* What is asked
Set all the material down again unchanged, without the pictures.

* Dataset extract
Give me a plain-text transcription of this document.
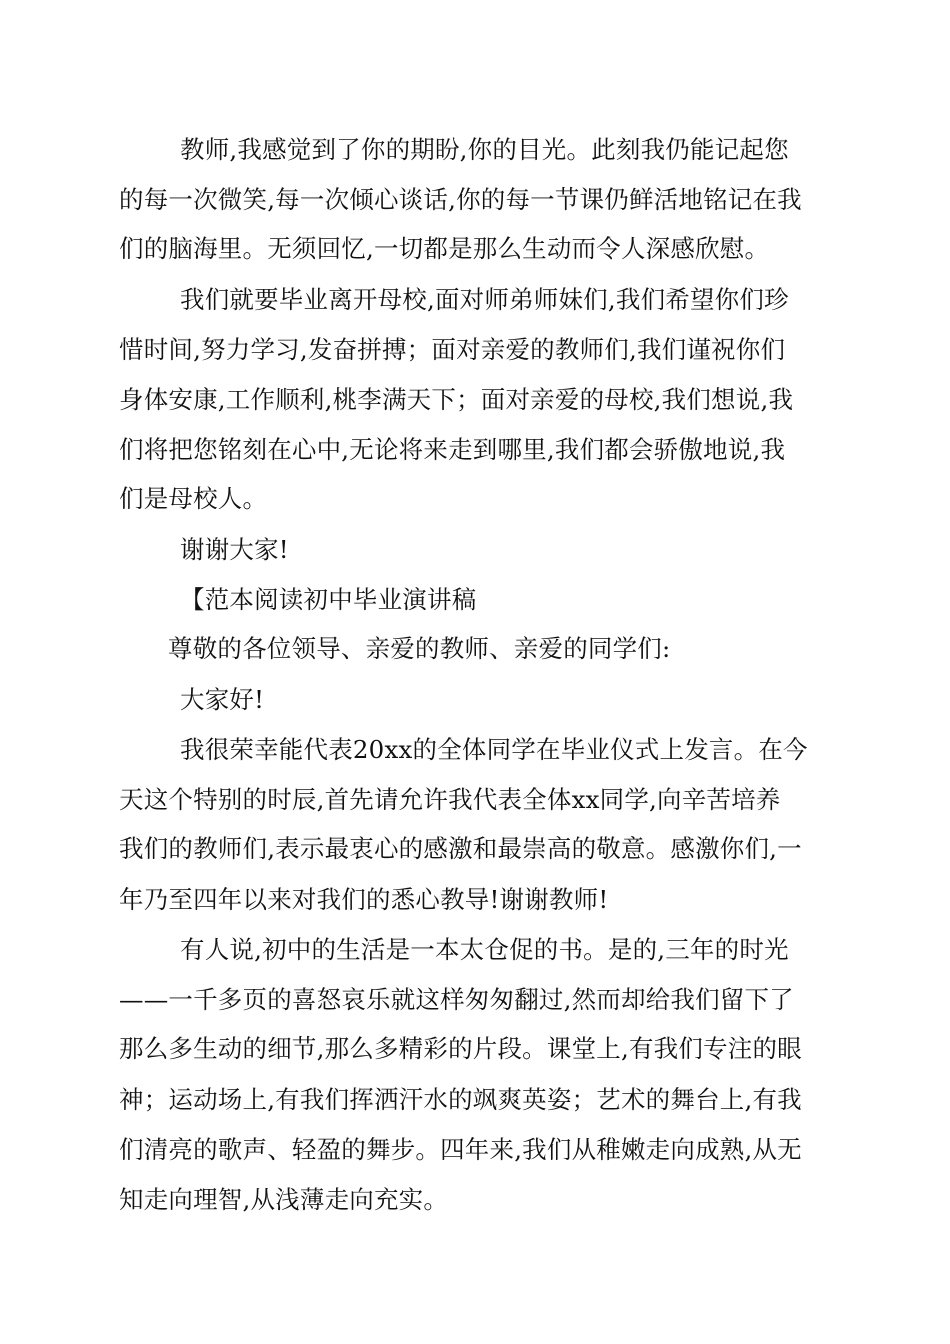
教师,我感觉到了你的期盼,你的目光。此刻我仍能记起您
的每一次微笑,每一次倾心谈话,你的每一节课仍鲜活地铭记在我
们的脑海里。无须回忆,一切都是那么生动而令人深感欣慰。
我们就要毕业离开母校,面对师弟师妹们,我们希望你们珍
惜时间,努力学习,发奋拼搏；面对亲爱的教师们,我们谨祝你们
身体安康,工作顺利,桃李满天下；面对亲爱的母校,我们想说,我
们将把您铭刻在心中,无论将来走到哪里,我们都会骄傲地说,我
们是母校人。
谢谢大家!
【范本阅读初中毕业演讲稿
尊敬的各位领导、亲爱的教师、亲爱的同学们:
大家好!
我很荣幸能代表20xx的全体同学在毕业仪式上发言。在今
天这个特别的时辰,首先请允许我代表全体xx同学,向辛苦培养
我们的教师们,表示最衷心的感激和最崇高的敬意。感激你们,一
年乃至四年以来对我们的悉心教导!谢谢教师!
有人说,初中的生活是一本太仓促的书。是的,三年的时光
——一千多页的喜怒哀乐就这样匆匆翻过,然而却给我们留下了
那么多生动的细节,那么多精彩的片段。课堂上,有我们专注的眼
神；运动场上,有我们挥洒汗水的飒爽英姿；艺术的舞台上,有我
们清亮的歌声、轻盈的舞步。四年来,我们从稚嫩走向成熟,从无
知走向理智,从浅薄走向充实。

* Full answer
Give me a plain-text transcription of this document.
教师,我感觉到了你的期盼,你的目光。此刻我仍能记起您
的每一次微笑,每一次倾心谈话,你的每一节课仍鲜活地铭记在我
们的脑海里。无须回忆,一切都是那么生动而令人深感欣慰。
我们就要毕业离开母校,面对师弟师妹们,我们希望你们珍
惜时间,努力学习,发奋拼搏；面对亲爱的教师们,我们谨祝你们
身体安康,工作顺利,桃李满天下；面对亲爱的母校,我们想说,我
们将把您铭刻在心中,无论将来走到哪里,我们都会骄傲地说,我
们是母校人。
谢谢大家!
【范本阅读初中毕业演讲稿
尊敬的各位领导、亲爱的教师、亲爱的同学们:
大家好!
我很荣幸能代表20xx的全体同学在毕业仪式上发言。在今
天这个特别的时辰,首先请允许我代表全体xx同学,向辛苦培养
我们的教师们,表示最衷心的感激和最崇高的敬意。感激你们,一
年乃至四年以来对我们的悉心教导!谢谢教师!
有人说,初中的生活是一本太仓促的书。是的,三年的时光
——一千多页的喜怒哀乐就这样匆匆翻过,然而却给我们留下了
那么多生动的细节,那么多精彩的片段。课堂上,有我们专注的眼
神；运动场上,有我们挥洒汗水的飒爽英姿；艺术的舞台上,有我
们清亮的歌声、轻盈的舞步。四年来,我们从稚嫩走向成熟,从无
知走向理智,从浅薄走向充实。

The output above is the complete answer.